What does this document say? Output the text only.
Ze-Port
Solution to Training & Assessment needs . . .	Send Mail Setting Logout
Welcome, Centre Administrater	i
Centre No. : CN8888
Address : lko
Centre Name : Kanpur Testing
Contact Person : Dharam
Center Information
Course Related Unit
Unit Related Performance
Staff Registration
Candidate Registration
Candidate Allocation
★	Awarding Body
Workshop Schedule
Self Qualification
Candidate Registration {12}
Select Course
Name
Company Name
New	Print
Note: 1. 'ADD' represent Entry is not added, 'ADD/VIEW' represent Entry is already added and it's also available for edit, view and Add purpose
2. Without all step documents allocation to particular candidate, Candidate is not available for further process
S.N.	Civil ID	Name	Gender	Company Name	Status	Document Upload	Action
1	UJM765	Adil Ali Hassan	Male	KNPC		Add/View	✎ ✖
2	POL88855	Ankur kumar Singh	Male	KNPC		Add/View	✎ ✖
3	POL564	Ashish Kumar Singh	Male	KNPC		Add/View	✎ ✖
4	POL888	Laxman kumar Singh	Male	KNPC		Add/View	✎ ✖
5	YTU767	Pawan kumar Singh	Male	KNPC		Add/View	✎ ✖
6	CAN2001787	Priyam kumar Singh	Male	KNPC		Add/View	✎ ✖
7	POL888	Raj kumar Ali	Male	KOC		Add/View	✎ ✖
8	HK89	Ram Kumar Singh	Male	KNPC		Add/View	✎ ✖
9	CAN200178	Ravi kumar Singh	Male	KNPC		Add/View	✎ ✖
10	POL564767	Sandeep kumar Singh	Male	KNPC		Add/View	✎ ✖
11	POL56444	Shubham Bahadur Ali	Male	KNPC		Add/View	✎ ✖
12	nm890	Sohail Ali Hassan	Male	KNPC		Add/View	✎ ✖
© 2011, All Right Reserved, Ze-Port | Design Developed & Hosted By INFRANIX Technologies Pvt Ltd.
◆ ◆ ◆ ◆ ◆ ◆ ◆
● **Job**
All of the lines above need to be given again exactly.

● **Solution to the problem**
What does this document say? Output the text only.
Ze-Port
Solution to Training & Assessment needs . . .	Send Mail Setting Logout
Welcome, Centre Administrater	i
Centre No. : CN8888
Address : lko
Centre Name : Kanpur Testing
Contact Person : Dharam
Center Information
Course Related Unit
Unit Related Performance
Staff Registration
Candidate Registration
Candidate Allocation
★	Awarding Body
Workshop Schedule
Self Qualification
Candidate Registration {12}
Select Course
Name
Company Name
New	Print
Note: 1. 'ADD' represent Entry is not added, 'ADD/VIEW' represent Entry is already added and it's also available for edit, view and Add purpose
2. Without all step documents allocation to particular candidate, Candidate is not available for further process
S.N.	Civil ID	Name	Gender	Company Name	Status	Document Upload	Action
1	UJM765	Adil Ali Hassan	Male	KNPC		Add/View	✎ ✖
2	POL88855	Ankur kumar Singh	Male	KNPC		Add/View	✎ ✖
3	POL564	Ashish Kumar Singh	Male	KNPC		Add/View	✎ ✖
4	POL888	Laxman kumar Singh	Male	KNPC		Add/View	✎ ✖
5	YTU767	Pawan kumar Singh	Male	KNPC		Add/View	✎ ✖
6	CAN2001787	Priyam kumar Singh	Male	KNPC		Add/View	✎ ✖
7	POL888	Raj kumar Ali	Male	KOC		Add/View	✎ ✖
8	HK89	Ram Kumar Singh	Male	KNPC		Add/View	✎ ✖
9	CAN200178	Ravi kumar Singh	Male	KNPC		Add/View	✎ ✖
10	POL564767	Sandeep kumar Singh	Male	KNPC		Add/View	✎ ✖
11	POL56444	Shubham Bahadur Ali	Male	KNPC		Add/View	✎ ✖
12	nm890	Sohail Ali Hassan	Male	KNPC		Add/View	✎ ✖
© 2011, All Right Reserved, Ze-Port | Design Developed & Hosted By INFRANIX Technologies Pvt Ltd.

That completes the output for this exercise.